### DATA TO USE:
=====

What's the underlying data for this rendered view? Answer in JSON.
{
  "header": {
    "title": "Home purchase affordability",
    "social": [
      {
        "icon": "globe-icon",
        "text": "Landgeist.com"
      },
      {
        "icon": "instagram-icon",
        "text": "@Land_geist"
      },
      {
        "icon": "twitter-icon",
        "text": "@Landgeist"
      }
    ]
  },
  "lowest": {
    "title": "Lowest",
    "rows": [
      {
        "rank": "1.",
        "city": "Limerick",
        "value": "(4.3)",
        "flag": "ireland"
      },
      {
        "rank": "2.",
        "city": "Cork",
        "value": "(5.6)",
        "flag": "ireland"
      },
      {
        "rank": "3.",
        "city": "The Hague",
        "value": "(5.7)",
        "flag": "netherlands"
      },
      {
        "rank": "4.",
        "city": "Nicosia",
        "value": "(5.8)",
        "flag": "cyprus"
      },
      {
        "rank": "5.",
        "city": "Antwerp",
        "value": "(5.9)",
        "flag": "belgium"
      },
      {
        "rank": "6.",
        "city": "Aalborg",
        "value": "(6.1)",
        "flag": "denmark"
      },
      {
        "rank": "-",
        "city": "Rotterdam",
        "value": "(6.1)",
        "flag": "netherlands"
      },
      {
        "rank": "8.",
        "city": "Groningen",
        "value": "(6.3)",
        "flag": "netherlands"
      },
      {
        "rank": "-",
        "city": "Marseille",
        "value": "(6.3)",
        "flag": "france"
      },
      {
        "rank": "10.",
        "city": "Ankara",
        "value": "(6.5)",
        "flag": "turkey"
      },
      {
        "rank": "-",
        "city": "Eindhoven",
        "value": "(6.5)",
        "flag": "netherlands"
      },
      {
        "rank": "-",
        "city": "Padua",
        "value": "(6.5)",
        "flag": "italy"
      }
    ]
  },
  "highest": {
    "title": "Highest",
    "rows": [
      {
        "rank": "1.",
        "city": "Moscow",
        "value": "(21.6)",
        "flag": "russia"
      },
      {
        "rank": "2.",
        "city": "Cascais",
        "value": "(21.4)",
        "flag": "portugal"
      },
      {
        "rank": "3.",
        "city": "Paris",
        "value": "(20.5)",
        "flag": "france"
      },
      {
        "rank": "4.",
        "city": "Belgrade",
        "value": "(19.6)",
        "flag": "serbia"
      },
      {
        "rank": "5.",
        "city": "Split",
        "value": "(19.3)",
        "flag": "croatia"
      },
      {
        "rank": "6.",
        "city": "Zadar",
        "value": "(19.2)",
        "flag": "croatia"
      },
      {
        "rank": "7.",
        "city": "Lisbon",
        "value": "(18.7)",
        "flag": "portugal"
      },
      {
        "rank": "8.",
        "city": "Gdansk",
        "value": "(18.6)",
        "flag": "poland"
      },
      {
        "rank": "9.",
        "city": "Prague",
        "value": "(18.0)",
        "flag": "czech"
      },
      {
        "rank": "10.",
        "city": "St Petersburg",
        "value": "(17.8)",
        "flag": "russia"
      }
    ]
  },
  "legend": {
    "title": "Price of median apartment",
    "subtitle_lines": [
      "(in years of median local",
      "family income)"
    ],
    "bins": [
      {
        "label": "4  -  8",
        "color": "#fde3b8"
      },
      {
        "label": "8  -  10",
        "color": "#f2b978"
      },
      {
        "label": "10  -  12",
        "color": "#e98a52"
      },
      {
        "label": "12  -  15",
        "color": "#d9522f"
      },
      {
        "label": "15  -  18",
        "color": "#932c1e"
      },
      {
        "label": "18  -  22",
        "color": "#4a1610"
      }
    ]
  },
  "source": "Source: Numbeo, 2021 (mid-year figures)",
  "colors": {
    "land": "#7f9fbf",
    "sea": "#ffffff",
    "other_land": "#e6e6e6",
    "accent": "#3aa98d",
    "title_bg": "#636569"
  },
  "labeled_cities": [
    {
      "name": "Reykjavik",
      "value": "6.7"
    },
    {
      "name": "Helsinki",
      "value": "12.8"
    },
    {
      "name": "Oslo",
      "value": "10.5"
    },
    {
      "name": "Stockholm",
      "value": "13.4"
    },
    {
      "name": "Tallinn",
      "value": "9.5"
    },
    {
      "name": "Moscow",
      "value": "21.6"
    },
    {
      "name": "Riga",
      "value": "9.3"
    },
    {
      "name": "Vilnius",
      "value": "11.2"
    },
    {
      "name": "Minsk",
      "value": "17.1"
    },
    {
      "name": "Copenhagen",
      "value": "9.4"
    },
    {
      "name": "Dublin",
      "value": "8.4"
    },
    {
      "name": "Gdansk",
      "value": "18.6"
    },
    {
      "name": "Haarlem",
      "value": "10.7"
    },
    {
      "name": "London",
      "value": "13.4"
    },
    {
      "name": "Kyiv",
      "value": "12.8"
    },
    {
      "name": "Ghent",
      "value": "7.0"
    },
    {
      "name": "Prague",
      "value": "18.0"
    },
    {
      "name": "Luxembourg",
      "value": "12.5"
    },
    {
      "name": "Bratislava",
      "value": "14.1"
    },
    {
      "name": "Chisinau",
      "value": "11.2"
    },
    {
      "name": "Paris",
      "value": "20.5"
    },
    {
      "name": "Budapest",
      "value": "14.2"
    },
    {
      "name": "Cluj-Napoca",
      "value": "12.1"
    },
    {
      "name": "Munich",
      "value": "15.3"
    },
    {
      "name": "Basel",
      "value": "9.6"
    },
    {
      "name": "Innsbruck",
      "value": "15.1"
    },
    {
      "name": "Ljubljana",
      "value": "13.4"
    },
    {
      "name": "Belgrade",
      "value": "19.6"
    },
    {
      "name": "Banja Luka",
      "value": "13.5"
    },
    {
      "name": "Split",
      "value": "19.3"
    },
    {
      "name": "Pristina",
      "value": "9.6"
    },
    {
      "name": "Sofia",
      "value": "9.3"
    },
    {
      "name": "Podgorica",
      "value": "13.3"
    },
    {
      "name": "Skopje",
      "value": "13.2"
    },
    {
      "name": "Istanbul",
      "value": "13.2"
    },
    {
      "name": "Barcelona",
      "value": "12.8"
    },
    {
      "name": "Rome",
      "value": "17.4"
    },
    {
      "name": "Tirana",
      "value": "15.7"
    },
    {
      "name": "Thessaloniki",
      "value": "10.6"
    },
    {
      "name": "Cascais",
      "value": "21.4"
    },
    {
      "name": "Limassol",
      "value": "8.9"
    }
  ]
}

=====

Retype the whole listing above exactly.

### ANSWER BELOW:
What's the underlying data for this rendered view? Answer in JSON.
{
  "header": {
    "title": "Home purchase affordability",
    "social": [
      {
        "icon": "globe-icon",
        "text": "Landgeist.com"
      },
      {
        "icon": "instagram-icon",
        "text": "@Land_geist"
      },
      {
        "icon": "twitter-icon",
        "text": "@Landgeist"
      }
    ]
  },
  "lowest": {
    "title": "Lowest",
    "rows": [
      {
        "rank": "1.",
        "city": "Limerick",
        "value": "(4.3)",
        "flag": "ireland"
      },
      {
        "rank": "2.",
        "city": "Cork",
        "value": "(5.6)",
        "flag": "ireland"
      },
      {
        "rank": "3.",
        "city": "The Hague",
        "value": "(5.7)",
        "flag": "netherlands"
      },
      {
        "rank": "4.",
        "city": "Nicosia",
        "value": "(5.8)",
        "flag": "cyprus"
      },
      {
        "rank": "5.",
        "city": "Antwerp",
        "value": "(5.9)",
        "flag": "belgium"
      },
      {
        "rank": "6.",
        "city": "Aalborg",
        "value": "(6.1)",
        "flag": "denmark"
      },
      {
        "rank": "-",
        "city": "Rotterdam",
        "value": "(6.1)",
        "flag": "netherlands"
      },
      {
        "rank": "8.",
        "city": "Groningen",
        "value": "(6.3)",
        "flag": "netherlands"
      },
      {
        "rank": "-",
        "city": "Marseille",
        "value": "(6.3)",
        "flag": "france"
      },
      {
        "rank": "10.",
        "city": "Ankara",
        "value": "(6.5)",
        "flag": "turkey"
      },
      {
        "rank": "-",
        "city": "Eindhoven",
        "value": "(6.5)",
        "flag": "netherlands"
      },
      {
        "rank": "-",
        "city": "Padua",
        "value": "(6.5)",
        "flag": "italy"
      }
    ]
  },
  "highest": {
    "title": "Highest",
    "rows": [
      {
        "rank": "1.",
        "city": "Moscow",
        "value": "(21.6)",
        "flag": "russia"
      },
      {
        "rank": "2.",
        "city": "Cascais",
        "value": "(21.4)",
        "flag": "portugal"
      },
      {
        "rank": "3.",
        "city": "Paris",
        "value": "(20.5)",
        "flag": "france"
      },
      {
        "rank": "4.",
        "city": "Belgrade",
        "value": "(19.6)",
        "flag": "serbia"
      },
      {
        "rank": "5.",
        "city": "Split",
        "value": "(19.3)",
        "flag": "croatia"
      },
      {
        "rank": "6.",
        "city": "Zadar",
        "value": "(19.2)",
        "flag": "croatia"
      },
      {
        "rank": "7.",
        "city": "Lisbon",
        "value": "(18.7)",
        "flag": "portugal"
      },
      {
        "rank": "8.",
        "city": "Gdansk",
        "value": "(18.6)",
        "flag": "poland"
      },
      {
        "rank": "9.",
        "city": "Prague",
        "value": "(18.0)",
        "flag": "czech"
      },
      {
        "rank": "10.",
        "city": "St Petersburg",
        "value": "(17.8)",
        "flag": "russia"
      }
    ]
  },
  "legend": {
    "title": "Price of median apartment",
    "subtitle_lines": [
      "(in years of median local",
      "family income)"
    ],
    "bins": [
      {
        "label": "4  -  8",
        "color": "#fde3b8"
      },
      {
        "label": "8  -  10",
        "color": "#f2b978"
      },
      {
        "label": "10  -  12",
        "color": "#e98a52"
      },
      {
        "label": "12  -  15",
        "color": "#d9522f"
      },
      {
        "label": "15  -  18",
        "color": "#932c1e"
      },
      {
        "label": "18  -  22",
        "color": "#4a1610"
      }
    ]
  },
  "source": "Source: Numbeo, 2021 (mid-year figures)",
  "colors": {
    "land": "#7f9fbf",
    "sea": "#ffffff",
    "other_land": "#e6e6e6",
    "accent": "#3aa98d",
    "title_bg": "#636569"
  },
  "labeled_cities": [
    {
      "name": "Reykjavik",
      "value": "6.7"
    },
    {
      "name": "Helsinki",
      "value": "12.8"
    },
    {
      "name": "Oslo",
      "value": "10.5"
    },
    {
      "name": "Stockholm",
      "value": "13.4"
    },
    {
      "name": "Tallinn",
      "value": "9.5"
    },
    {
      "name": "Moscow",
      "value": "21.6"
    },
    {
      "name": "Riga",
      "value": "9.3"
    },
    {
      "name": "Vilnius",
      "value": "11.2"
    },
    {
      "name": "Minsk",
      "value": "17.1"
    },
    {
      "name": "Copenhagen",
      "value": "9.4"
    },
    {
      "name": "Dublin",
      "value": "8.4"
    },
    {
      "name": "Gdansk",
      "value": "18.6"
    },
    {
      "name": "Haarlem",
      "value": "10.7"
    },
    {
      "name": "London",
      "value": "13.4"
    },
    {
      "name": "Kyiv",
      "value": "12.8"
    },
    {
      "name": "Ghent",
      "value": "7.0"
    },
    {
      "name": "Prague",
      "value": "18.0"
    },
    {
      "name": "Luxembourg",
      "value": "12.5"
    },
    {
      "name": "Bratislava",
      "value": "14.1"
    },
    {
      "name": "Chisinau",
      "value": "11.2"
    },
    {
      "name": "Paris",
      "value": "20.5"
    },
    {
      "name": "Budapest",
      "value": "14.2"
    },
    {
      "name": "Cluj-Napoca",
      "value": "12.1"
    },
    {
      "name": "Munich",
      "value": "15.3"
    },
    {
      "name": "Basel",
      "value": "9.6"
    },
    {
      "name": "Innsbruck",
      "value": "15.1"
    },
    {
      "name": "Ljubljana",
      "value": "13.4"
    },
    {
      "name": "Belgrade",
      "value": "19.6"
    },
    {
      "name": "Banja Luka",
      "value": "13.5"
    },
    {
      "name": "Split",
      "value": "19.3"
    },
    {
      "name": "Pristina",
      "value": "9.6"
    },
    {
      "name": "Sofia",
      "value": "9.3"
    },
    {
      "name": "Podgorica",
      "value": "13.3"
    },
    {
      "name": "Skopje",
      "value": "13.2"
    },
    {
      "name": "Istanbul",
      "value": "13.2"
    },
    {
      "name": "Barcelona",
      "value": "12.8"
    },
    {
      "name": "Rome",
      "value": "17.4"
    },
    {
      "name": "Tirana",
      "value": "15.7"
    },
    {
      "name": "Thessaloniki",
      "value": "10.6"
    },
    {
      "name": "Cascais",
      "value": "21.4"
    },
    {
      "name": "Limassol",
      "value": "8.9"
    }
  ]
}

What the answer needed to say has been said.